INPUT RECORDS
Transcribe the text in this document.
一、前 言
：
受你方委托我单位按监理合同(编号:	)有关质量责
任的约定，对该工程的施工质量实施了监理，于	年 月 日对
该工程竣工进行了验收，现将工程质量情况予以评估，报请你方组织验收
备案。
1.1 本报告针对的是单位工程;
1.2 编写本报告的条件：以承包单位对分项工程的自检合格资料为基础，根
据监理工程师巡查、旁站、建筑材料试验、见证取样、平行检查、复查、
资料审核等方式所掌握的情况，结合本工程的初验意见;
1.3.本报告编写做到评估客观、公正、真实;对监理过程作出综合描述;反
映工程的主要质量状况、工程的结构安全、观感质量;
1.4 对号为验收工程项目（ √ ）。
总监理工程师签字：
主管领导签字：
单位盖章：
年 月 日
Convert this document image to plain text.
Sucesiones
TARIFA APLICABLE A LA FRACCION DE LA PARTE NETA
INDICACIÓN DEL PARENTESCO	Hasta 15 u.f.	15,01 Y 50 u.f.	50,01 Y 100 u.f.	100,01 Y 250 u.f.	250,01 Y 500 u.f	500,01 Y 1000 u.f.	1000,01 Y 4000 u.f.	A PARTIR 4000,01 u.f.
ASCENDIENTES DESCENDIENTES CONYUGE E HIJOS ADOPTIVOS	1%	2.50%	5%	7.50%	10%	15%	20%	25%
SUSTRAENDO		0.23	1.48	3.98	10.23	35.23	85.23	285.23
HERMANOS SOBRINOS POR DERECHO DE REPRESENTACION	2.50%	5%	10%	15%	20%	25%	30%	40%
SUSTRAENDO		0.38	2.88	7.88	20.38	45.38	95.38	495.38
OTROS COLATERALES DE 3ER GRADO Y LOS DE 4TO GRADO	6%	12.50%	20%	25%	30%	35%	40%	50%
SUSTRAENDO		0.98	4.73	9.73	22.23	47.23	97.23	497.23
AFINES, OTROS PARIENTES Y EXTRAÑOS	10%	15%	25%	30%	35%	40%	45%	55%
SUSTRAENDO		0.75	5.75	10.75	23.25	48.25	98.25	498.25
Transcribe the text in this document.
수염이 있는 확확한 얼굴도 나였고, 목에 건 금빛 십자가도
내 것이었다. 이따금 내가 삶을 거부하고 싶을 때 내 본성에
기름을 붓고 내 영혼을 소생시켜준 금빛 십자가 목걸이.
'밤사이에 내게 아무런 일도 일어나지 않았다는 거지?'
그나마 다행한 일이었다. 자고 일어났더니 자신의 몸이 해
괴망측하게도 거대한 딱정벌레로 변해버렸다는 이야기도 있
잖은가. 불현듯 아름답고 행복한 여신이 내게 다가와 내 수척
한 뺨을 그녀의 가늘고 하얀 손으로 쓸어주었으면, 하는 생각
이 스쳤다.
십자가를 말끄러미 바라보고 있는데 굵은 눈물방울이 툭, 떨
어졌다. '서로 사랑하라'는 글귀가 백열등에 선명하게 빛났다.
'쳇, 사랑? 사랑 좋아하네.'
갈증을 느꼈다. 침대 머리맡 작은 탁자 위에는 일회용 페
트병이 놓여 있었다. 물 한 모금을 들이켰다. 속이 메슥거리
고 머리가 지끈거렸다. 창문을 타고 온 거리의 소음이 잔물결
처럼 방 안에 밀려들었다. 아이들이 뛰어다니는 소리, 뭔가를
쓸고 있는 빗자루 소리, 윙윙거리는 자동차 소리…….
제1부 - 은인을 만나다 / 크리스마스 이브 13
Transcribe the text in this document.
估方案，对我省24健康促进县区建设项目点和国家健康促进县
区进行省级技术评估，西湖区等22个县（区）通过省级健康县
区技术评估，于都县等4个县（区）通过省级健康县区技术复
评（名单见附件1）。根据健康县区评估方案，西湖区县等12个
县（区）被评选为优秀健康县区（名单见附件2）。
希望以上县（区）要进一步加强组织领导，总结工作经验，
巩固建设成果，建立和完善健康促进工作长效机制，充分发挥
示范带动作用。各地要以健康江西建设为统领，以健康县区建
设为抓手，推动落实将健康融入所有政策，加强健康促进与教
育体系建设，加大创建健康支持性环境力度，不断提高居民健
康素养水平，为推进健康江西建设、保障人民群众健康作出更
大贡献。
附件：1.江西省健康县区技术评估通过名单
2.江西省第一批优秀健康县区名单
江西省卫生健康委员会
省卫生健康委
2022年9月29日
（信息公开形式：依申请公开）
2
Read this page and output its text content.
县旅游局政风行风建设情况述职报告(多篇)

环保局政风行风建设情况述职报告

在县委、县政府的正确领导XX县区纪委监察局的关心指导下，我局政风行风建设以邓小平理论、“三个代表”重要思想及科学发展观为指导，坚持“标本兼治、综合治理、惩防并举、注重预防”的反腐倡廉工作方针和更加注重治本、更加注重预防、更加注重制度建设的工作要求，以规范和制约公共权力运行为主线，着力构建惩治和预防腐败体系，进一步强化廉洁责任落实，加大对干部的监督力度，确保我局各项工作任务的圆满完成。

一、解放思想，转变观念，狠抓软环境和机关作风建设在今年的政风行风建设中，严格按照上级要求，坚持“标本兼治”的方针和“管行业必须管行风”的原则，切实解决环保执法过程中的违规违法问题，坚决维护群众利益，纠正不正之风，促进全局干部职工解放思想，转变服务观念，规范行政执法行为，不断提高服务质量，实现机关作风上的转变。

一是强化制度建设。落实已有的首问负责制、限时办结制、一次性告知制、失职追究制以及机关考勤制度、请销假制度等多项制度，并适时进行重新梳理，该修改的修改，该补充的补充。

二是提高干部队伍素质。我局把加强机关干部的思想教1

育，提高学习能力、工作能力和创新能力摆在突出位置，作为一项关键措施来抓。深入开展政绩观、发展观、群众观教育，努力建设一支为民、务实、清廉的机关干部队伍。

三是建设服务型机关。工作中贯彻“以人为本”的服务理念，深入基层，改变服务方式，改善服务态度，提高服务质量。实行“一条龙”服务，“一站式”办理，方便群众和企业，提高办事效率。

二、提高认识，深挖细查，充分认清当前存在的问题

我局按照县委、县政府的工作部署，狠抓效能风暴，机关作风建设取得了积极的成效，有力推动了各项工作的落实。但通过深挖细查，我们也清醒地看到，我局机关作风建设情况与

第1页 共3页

SHORT TASK
Note every line above where the string "OTROS" shows up, and copy those lines.

TASK ANSWER
OTROS COLATERALES DE 3ER GRADO Y LOS DE 4TO GRADO	6%	12.50%	20%	25%	30%	35%	40%	50%
AFINES, OTROS PARIENTES Y EXTRAÑOS	10%	15%	25%	30%	35%	40%	45%	55%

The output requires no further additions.